The request –
Write out each line that follows exactly as it stands, without the pictures.

Dataset records –
^^^^^^^^^^^^^^^^

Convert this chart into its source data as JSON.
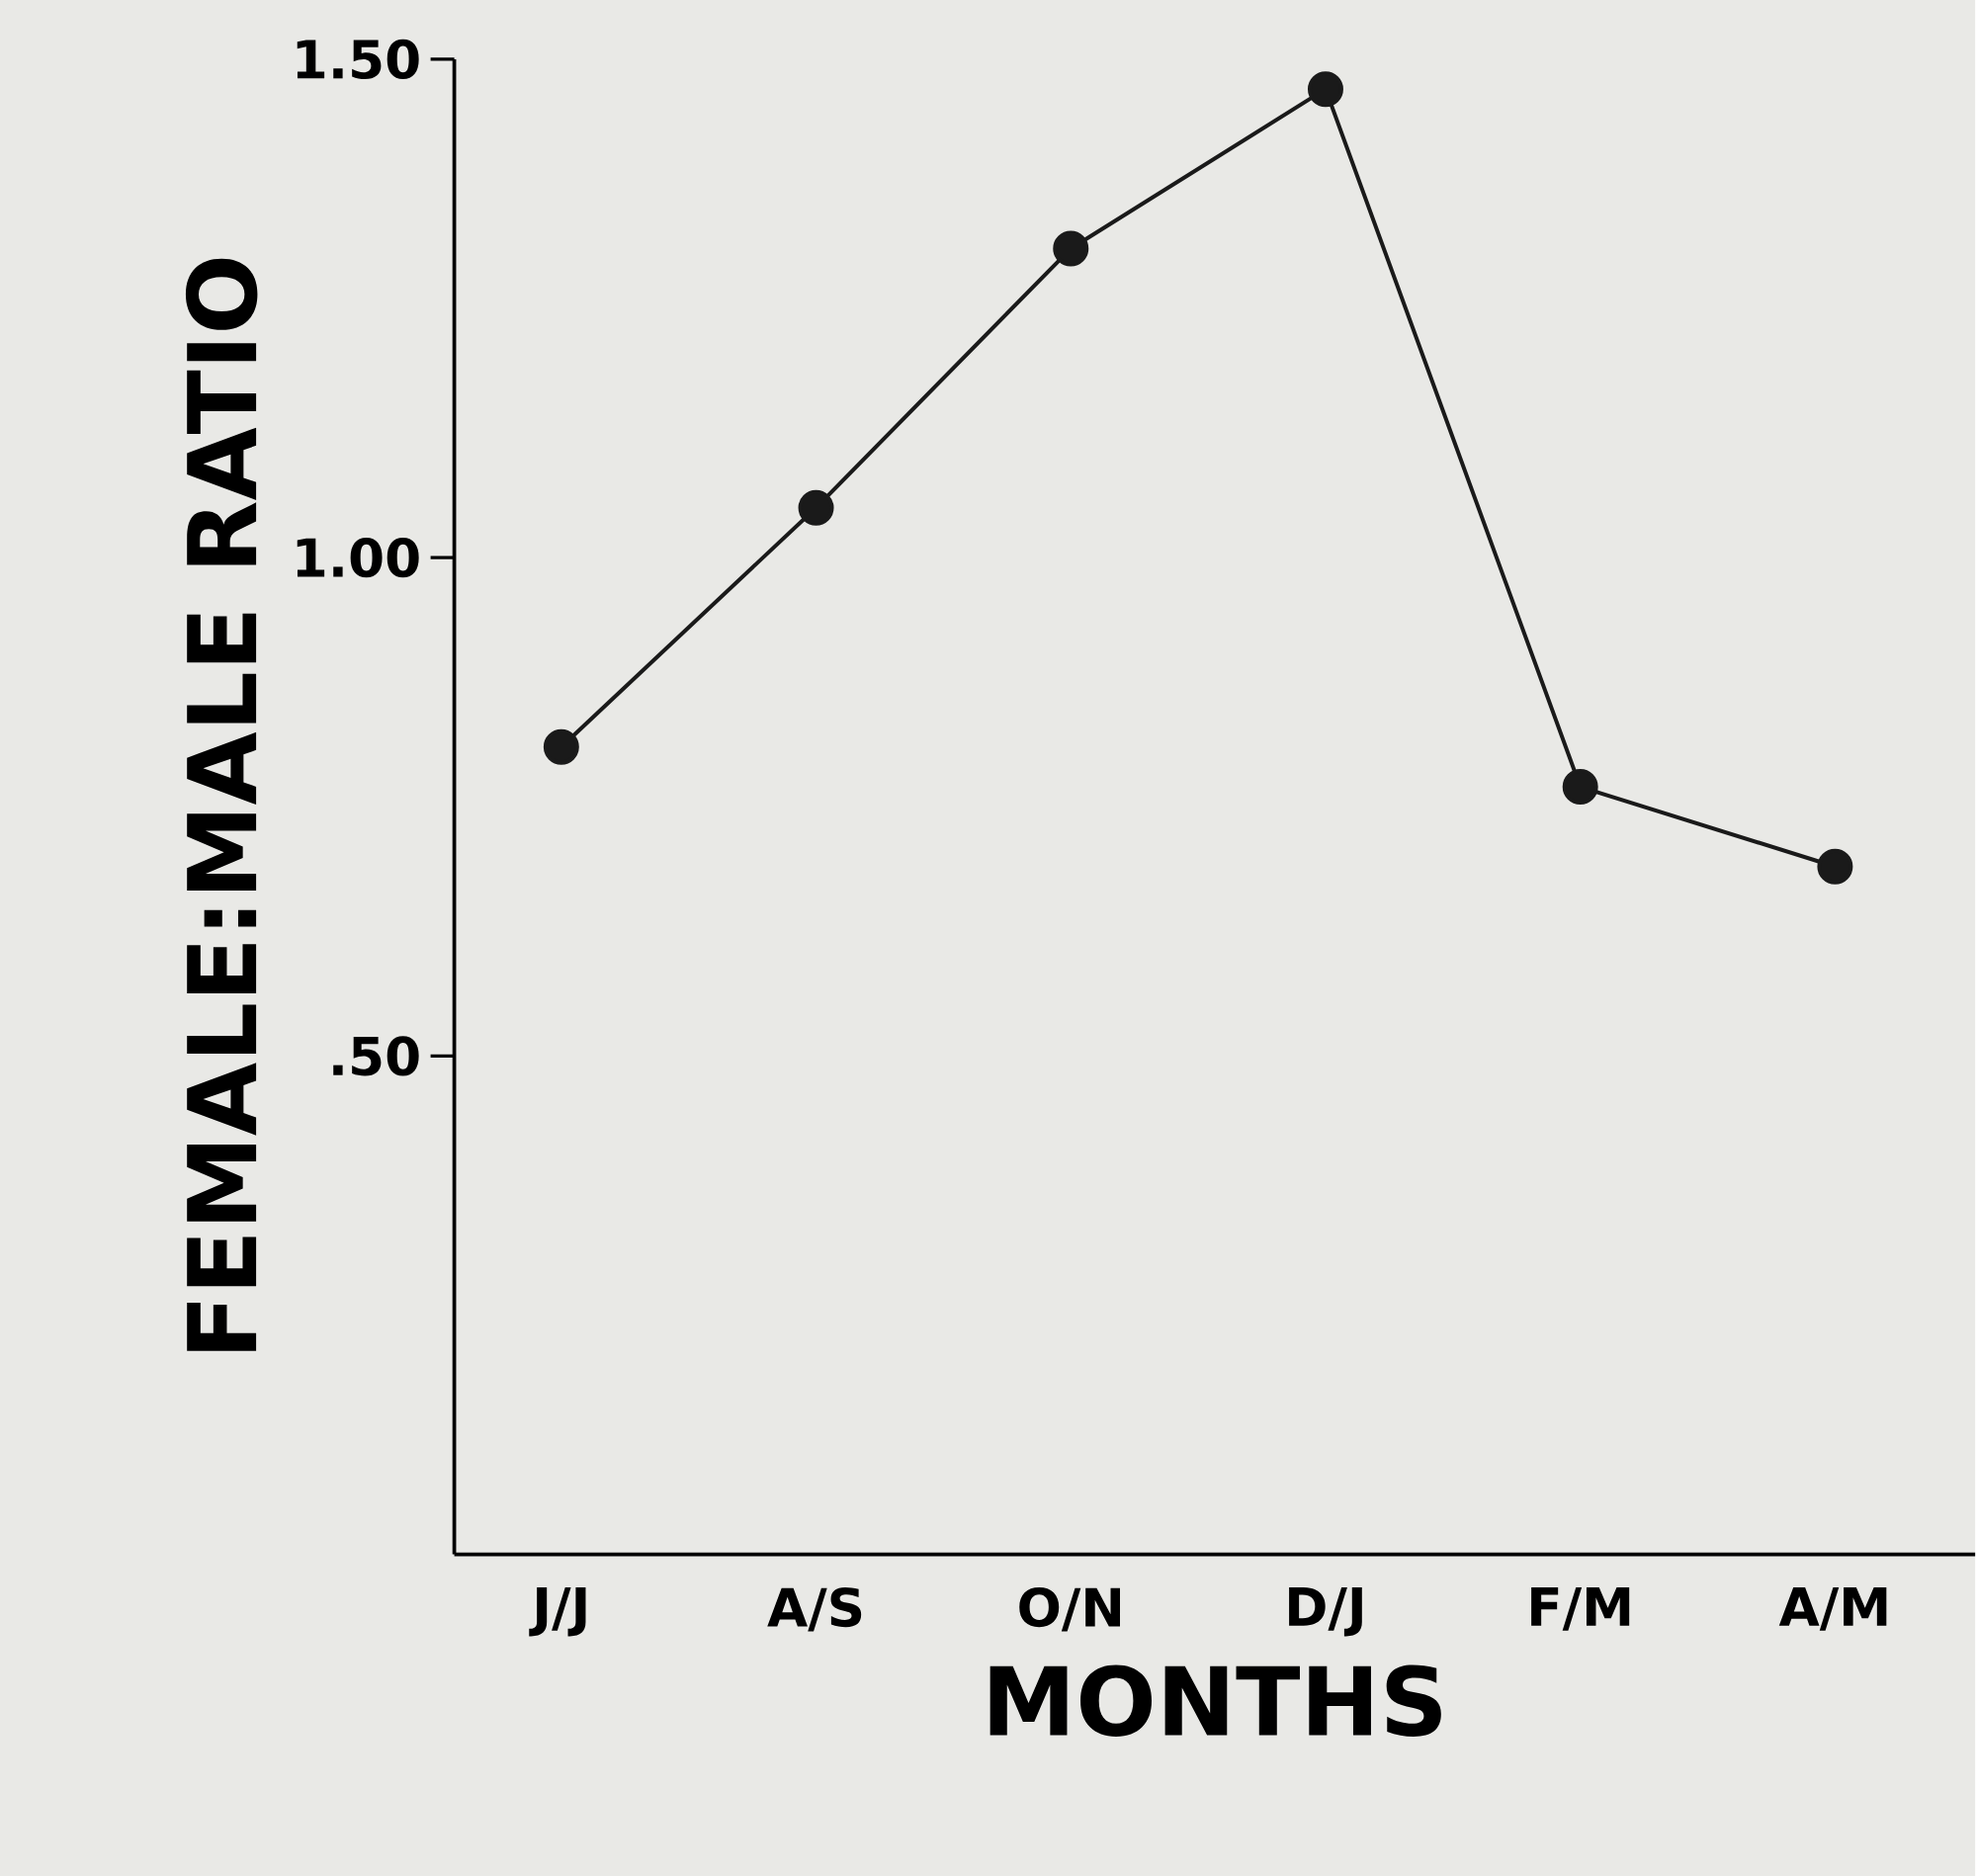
{
  "chart_data": {
    "type": "line",
    "xlabel": "MONTHS",
    "ylabel": "FEMALE:MALE RATIO",
    "categories": [
      "J/J",
      "A/S",
      "O/N",
      "D/J",
      "F/M",
      "A/M"
    ],
    "values": [
      0.81,
      1.05,
      1.31,
      1.47,
      0.77,
      0.69
    ],
    "color": "#1a1a1a",
    "marker": "circle",
    "line_style": "solid",
    "ylim": [
      0,
      1.5
    ],
    "yticks": [
      {
        "value": 0.5,
        "label": ".50"
      },
      {
        "value": 1.0,
        "label": "1.00"
      },
      {
        "value": 1.5,
        "label": "1.50"
      }
    ]
  }
}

^^^^^^^^^^^^^^^^

Answer to the exercise –
Convert this chart into its source data as JSON.
{
  "chart_data": {
    "type": "line",
    "xlabel": "MONTHS",
    "ylabel": "FEMALE:MALE RATIO",
    "categories": [
      "J/J",
      "A/S",
      "O/N",
      "D/J",
      "F/M",
      "A/M"
    ],
    "values": [
      0.81,
      1.05,
      1.31,
      1.47,
      0.77,
      0.69
    ],
    "color": "#1a1a1a",
    "marker": "circle",
    "line_style": "solid",
    "ylim": [
      0,
      1.5
    ],
    "yticks": [
      {
        "value": 0.5,
        "label": ".50"
      },
      {
        "value": 1.0,
        "label": "1.00"
      },
      {
        "value": 1.5,
        "label": "1.50"
      }
    ]
  }
}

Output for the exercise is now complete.